Short task:
From the listing, collect all lines containing the word "มรายว".

Material to process:
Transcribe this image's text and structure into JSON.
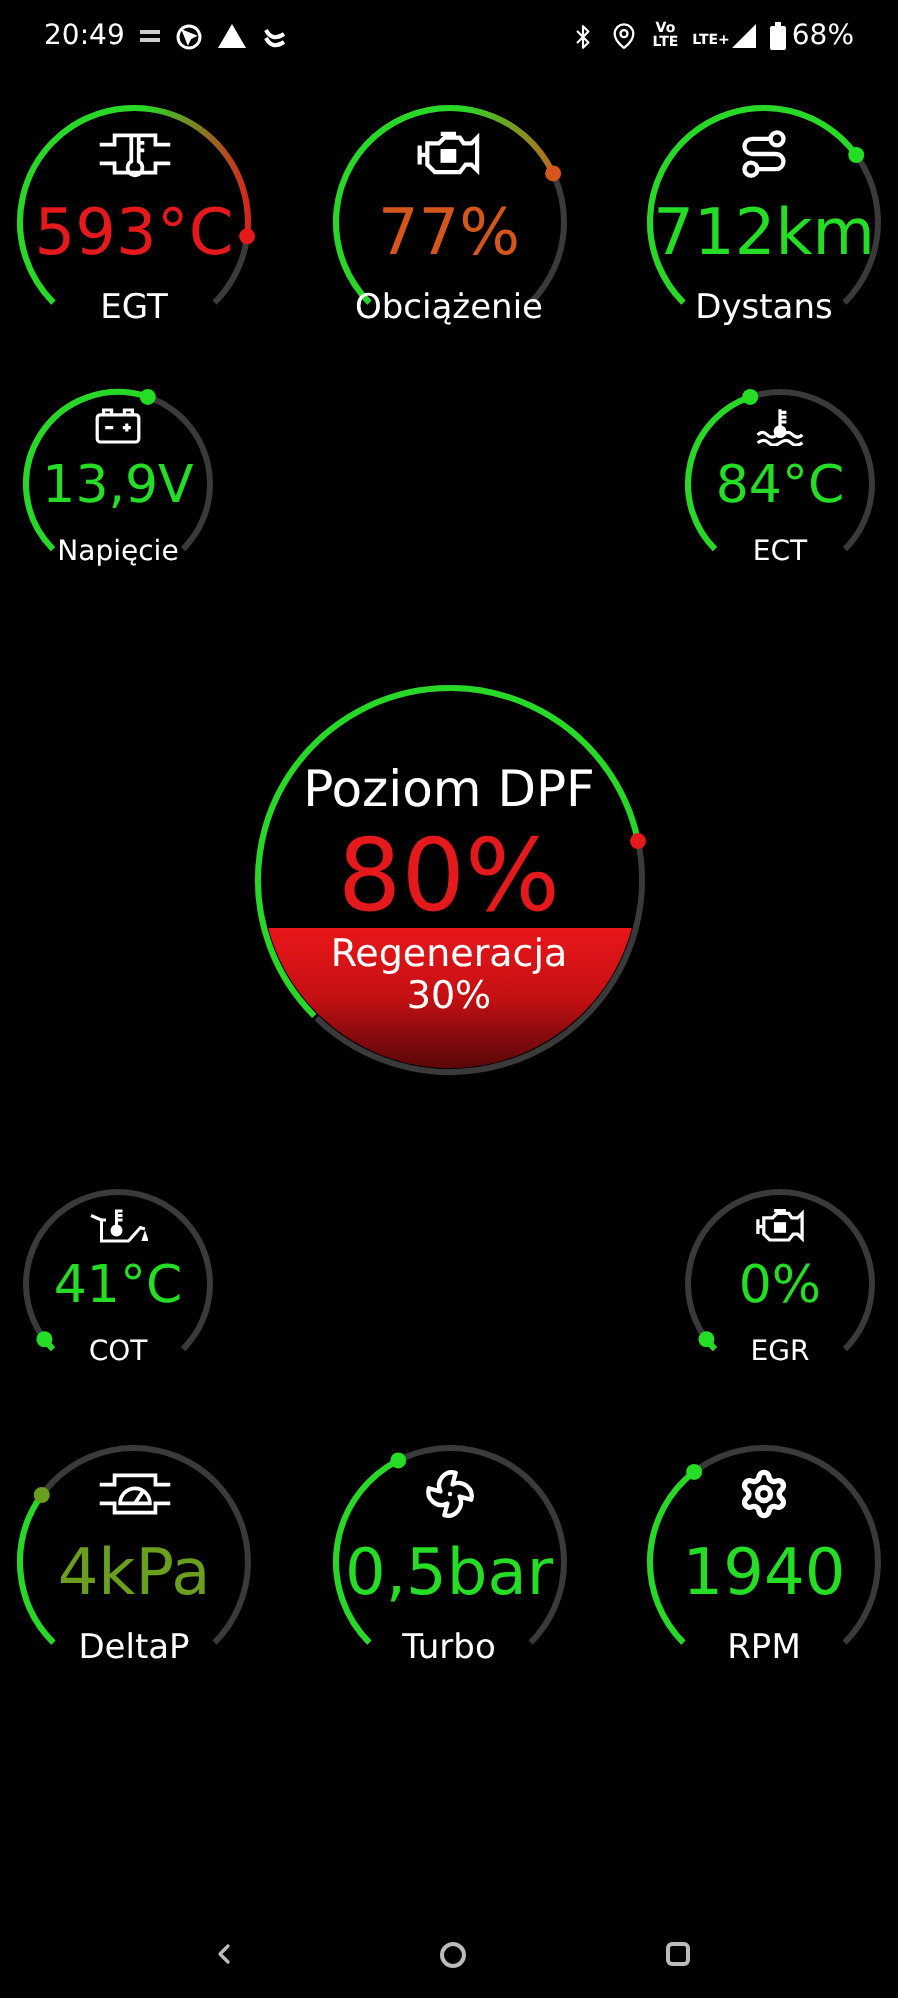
{
  "status_bar": {
    "time": "20:49",
    "volte_top": "Vo",
    "volte_bottom": "LTE",
    "network": "LTE+",
    "battery": "68%"
  },
  "top_row": [
    {
      "value": "593°C",
      "label": "EGT",
      "color": "#e3191b"
    },
    {
      "value": "77%",
      "label": "Obciążenie",
      "color": "#d4561c"
    },
    {
      "value": "712km",
      "label": "Dystans",
      "color": "#25dd25"
    }
  ],
  "middle_row": [
    {
      "value": "13,9V",
      "label": "Napięcie",
      "color": "#25dd25"
    },
    {
      "value": "84°C",
      "label": "ECT",
      "color": "#25dd25"
    }
  ],
  "dpf": {
    "title": "Poziom DPF",
    "value": "80%",
    "color": "#e3191b",
    "regeneration_label": "Regeneracja",
    "regeneration_value": "30%"
  },
  "lower_row": [
    {
      "value": "41°C",
      "label": "COT",
      "color": "#25dd25"
    },
    {
      "value": "0%",
      "label": "EGR",
      "color": "#25dd25"
    }
  ],
  "bottom_row": [
    {
      "value": "4kPa",
      "label": "DeltaP",
      "color": "#6a9e1e"
    },
    {
      "value": "0,5bar",
      "label": "Turbo",
      "color": "#25dd25"
    },
    {
      "value": "1940",
      "label": "RPM",
      "color": "#25dd25"
    }
  ]
}
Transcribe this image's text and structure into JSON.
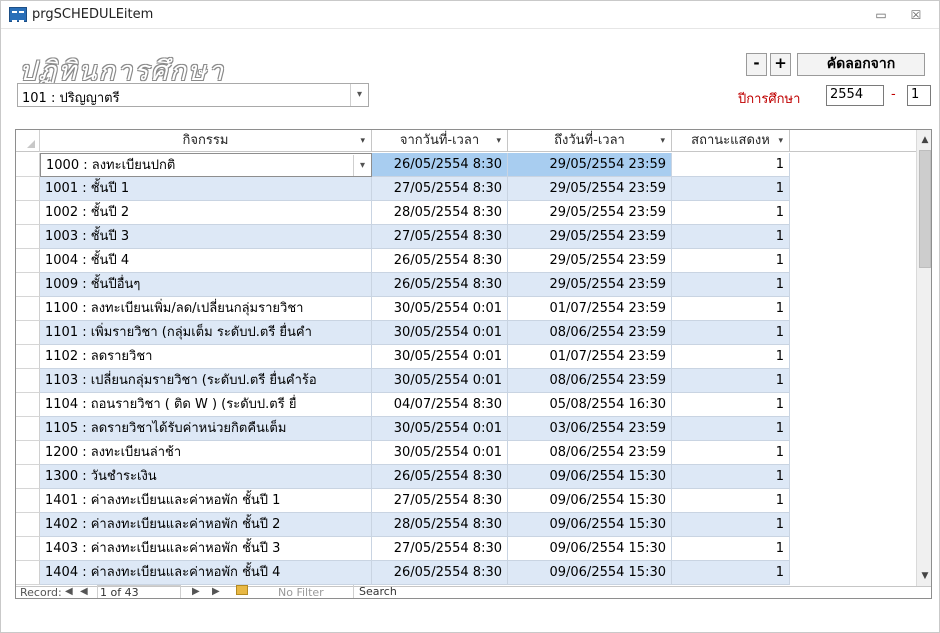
{
  "window": {
    "title": "prgSCHEDULEitem",
    "minimize_glyph": "▭",
    "close_glyph": "☒"
  },
  "header": {
    "page_title": "ปฏิทินการศึกษา",
    "level_value": "101 : ปริญญาตรี",
    "minus_label": "-",
    "plus_label": "+",
    "copy_label": "คัดลอกจาก",
    "year_label": "ปีการศึกษา",
    "year_value": "2554",
    "year_separator": "-",
    "term_value": "1"
  },
  "grid": {
    "columns": [
      "กิจกรรม",
      "จากวันที่-เวลา",
      "ถึงวันที่-เวลา",
      "สถานะแสดงห"
    ],
    "rows": [
      {
        "activity": "1000 : ลงทะเบียนปกติ",
        "from": "26/05/2554 8:30",
        "to": "29/05/2554 23:59",
        "status": "1"
      },
      {
        "activity": "1001 : ชั้นปี 1",
        "from": "27/05/2554 8:30",
        "to": "29/05/2554 23:59",
        "status": "1"
      },
      {
        "activity": "1002 : ชั้นปี 2",
        "from": "28/05/2554 8:30",
        "to": "29/05/2554 23:59",
        "status": "1"
      },
      {
        "activity": "1003 : ชั้นปี 3",
        "from": "27/05/2554 8:30",
        "to": "29/05/2554 23:59",
        "status": "1"
      },
      {
        "activity": "1004 : ชั้นปี 4",
        "from": "26/05/2554 8:30",
        "to": "29/05/2554 23:59",
        "status": "1"
      },
      {
        "activity": "1009 : ชั้นปีอื่นๆ",
        "from": "26/05/2554 8:30",
        "to": "29/05/2554 23:59",
        "status": "1"
      },
      {
        "activity": "1100 : ลงทะเบียนเพิ่ม/ลด/เปลี่ยนกลุ่มรายวิชา",
        "from": "30/05/2554 0:01",
        "to": "01/07/2554 23:59",
        "status": "1"
      },
      {
        "activity": "1101 : เพิ่มรายวิชา (กลุ่มเต็ม ระดับป.ตรี ยื่นคำ",
        "from": "30/05/2554 0:01",
        "to": "08/06/2554 23:59",
        "status": "1"
      },
      {
        "activity": "1102 : ลดรายวิชา",
        "from": "30/05/2554 0:01",
        "to": "01/07/2554 23:59",
        "status": "1"
      },
      {
        "activity": "1103 : เปลี่ยนกลุ่มรายวิชา (ระดับป.ตรี ยื่นคำร้อ",
        "from": "30/05/2554 0:01",
        "to": "08/06/2554 23:59",
        "status": "1"
      },
      {
        "activity": "1104 : ถอนรายวิชา ( ติด W ) (ระดับป.ตรี ยื่",
        "from": "04/07/2554 8:30",
        "to": "05/08/2554 16:30",
        "status": "1"
      },
      {
        "activity": "1105 : ลดรายวิชาได้รับค่าหน่วยกิตคืนเต็ม",
        "from": "30/05/2554 0:01",
        "to": "03/06/2554 23:59",
        "status": "1"
      },
      {
        "activity": "1200 : ลงทะเบียนล่าช้า",
        "from": "30/05/2554 0:01",
        "to": "08/06/2554 23:59",
        "status": "1"
      },
      {
        "activity": "1300 : วันชำระเงิน",
        "from": "26/05/2554 8:30",
        "to": "09/06/2554 15:30",
        "status": "1"
      },
      {
        "activity": "1401 : ค่าลงทะเบียนและค่าหอพัก ชั้นปี 1",
        "from": "27/05/2554 8:30",
        "to": "09/06/2554 15:30",
        "status": "1"
      },
      {
        "activity": "1402 : ค่าลงทะเบียนและค่าหอพัก ชั้นปี 2",
        "from": "28/05/2554 8:30",
        "to": "09/06/2554 15:30",
        "status": "1"
      },
      {
        "activity": "1403 : ค่าลงทะเบียนและค่าหอพัก ชั้นปี 3",
        "from": "27/05/2554 8:30",
        "to": "09/06/2554 15:30",
        "status": "1"
      },
      {
        "activity": "1404 : ค่าลงทะเบียนและค่าหอพัก ชั้นปี 4",
        "from": "26/05/2554 8:30",
        "to": "09/06/2554 15:30",
        "status": "1"
      }
    ]
  },
  "navigation": {
    "record_label": "Record:",
    "first_glyph": "◀",
    "prev_glyph": "◀",
    "count_text": "1 of 43",
    "next_glyph": "▶",
    "last_glyph": "▶",
    "no_filter_label": "No Filter",
    "search_label": "Search"
  },
  "colors": {
    "row_alt": "#dde8f6",
    "row_selected": "#a8cdf0",
    "year_label": "#c00000"
  }
}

Solution to this task:
        "activity": "1100 : ลงทะเบียนเพิ่ม/ลด/เปลี่ยนกลุ่มรายวิชา",
        "activity": "1101 : เพิ่มรายวิชา (กลุ่มเต็ม ระดับป.ตรี ยื่นคำ",
        "activity": "1103 : เปลี่ยนกลุ่มรายวิชา (ระดับป.ตรี ยื่นคำร้อ",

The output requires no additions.